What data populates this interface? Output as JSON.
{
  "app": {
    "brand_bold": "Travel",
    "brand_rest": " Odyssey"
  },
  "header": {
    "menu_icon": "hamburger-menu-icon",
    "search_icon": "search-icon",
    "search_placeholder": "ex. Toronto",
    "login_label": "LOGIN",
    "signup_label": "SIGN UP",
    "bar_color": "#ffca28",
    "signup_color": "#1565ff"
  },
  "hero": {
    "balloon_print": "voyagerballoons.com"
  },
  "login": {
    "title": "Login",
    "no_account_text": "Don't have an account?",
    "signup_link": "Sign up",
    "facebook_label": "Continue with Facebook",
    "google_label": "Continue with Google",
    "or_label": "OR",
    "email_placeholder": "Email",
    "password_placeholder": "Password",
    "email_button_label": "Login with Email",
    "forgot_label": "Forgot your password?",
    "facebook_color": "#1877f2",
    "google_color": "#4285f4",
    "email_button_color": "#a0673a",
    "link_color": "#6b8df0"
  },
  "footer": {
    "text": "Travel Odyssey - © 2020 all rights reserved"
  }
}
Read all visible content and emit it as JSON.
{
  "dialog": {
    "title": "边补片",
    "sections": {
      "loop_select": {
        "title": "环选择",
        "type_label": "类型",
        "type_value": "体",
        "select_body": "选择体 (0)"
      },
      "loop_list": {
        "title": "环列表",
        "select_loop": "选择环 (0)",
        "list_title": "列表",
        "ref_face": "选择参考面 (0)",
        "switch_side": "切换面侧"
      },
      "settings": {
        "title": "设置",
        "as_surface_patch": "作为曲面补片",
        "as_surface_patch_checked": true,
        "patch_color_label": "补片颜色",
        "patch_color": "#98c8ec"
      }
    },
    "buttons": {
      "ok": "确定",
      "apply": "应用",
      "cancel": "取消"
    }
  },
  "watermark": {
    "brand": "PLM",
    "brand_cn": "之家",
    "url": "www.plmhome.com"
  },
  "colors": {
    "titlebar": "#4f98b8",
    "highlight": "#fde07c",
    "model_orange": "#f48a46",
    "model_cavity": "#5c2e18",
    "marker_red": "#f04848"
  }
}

• **STATED PROBLEM**: Write the material out again word for word.

• **THE REPLY**:
What data populates this interface? Output as JSON.
{
  "app": {
    "brand_bold": "Travel",
    "brand_rest": " Odyssey"
  },
  "header": {
    "menu_icon": "hamburger-menu-icon",
    "search_icon": "search-icon",
    "search_placeholder": "ex. Toronto",
    "login_label": "LOGIN",
    "signup_label": "SIGN UP",
    "bar_color": "#ffca28",
    "signup_color": "#1565ff"
  },
  "hero": {
    "balloon_print": "voyagerballoons.com"
  },
  "login": {
    "title": "Login",
    "no_account_text": "Don't have an account?",
    "signup_link": "Sign up",
    "facebook_label": "Continue with Facebook",
    "google_label": "Continue with Google",
    "or_label": "OR",
    "email_placeholder": "Email",
    "password_placeholder": "Password",
    "email_button_label": "Login with Email",
    "forgot_label": "Forgot your password?",
    "facebook_color": "#1877f2",
    "google_color": "#4285f4",
    "email_button_color": "#a0673a",
    "link_color": "#6b8df0"
  },
  "footer": {
    "text": "Travel Odyssey - © 2020 all rights reserved"
  }
}
Read all visible content and emit it as JSON.
{
  "dialog": {
    "title": "边补片",
    "sections": {
      "loop_select": {
        "title": "环选择",
        "type_label": "类型",
        "type_value": "体",
        "select_body": "选择体 (0)"
      },
      "loop_list": {
        "title": "环列表",
        "select_loop": "选择环 (0)",
        "list_title": "列表",
        "ref_face": "选择参考面 (0)",
        "switch_side": "切换面侧"
      },
      "settings": {
        "title": "设置",
        "as_surface_patch": "作为曲面补片",
        "as_surface_patch_checked": true,
        "patch_color_label": "补片颜色",
        "patch_color": "#98c8ec"
      }
    },
    "buttons": {
      "ok": "确定",
      "apply": "应用",
      "cancel": "取消"
    }
  },
  "watermark": {
    "brand": "PLM",
    "brand_cn": "之家",
    "url": "www.plmhome.com"
  },
  "colors": {
    "titlebar": "#4f98b8",
    "highlight": "#fde07c",
    "model_orange": "#f48a46",
    "model_cavity": "#5c2e18",
    "marker_red": "#f04848"
  }
}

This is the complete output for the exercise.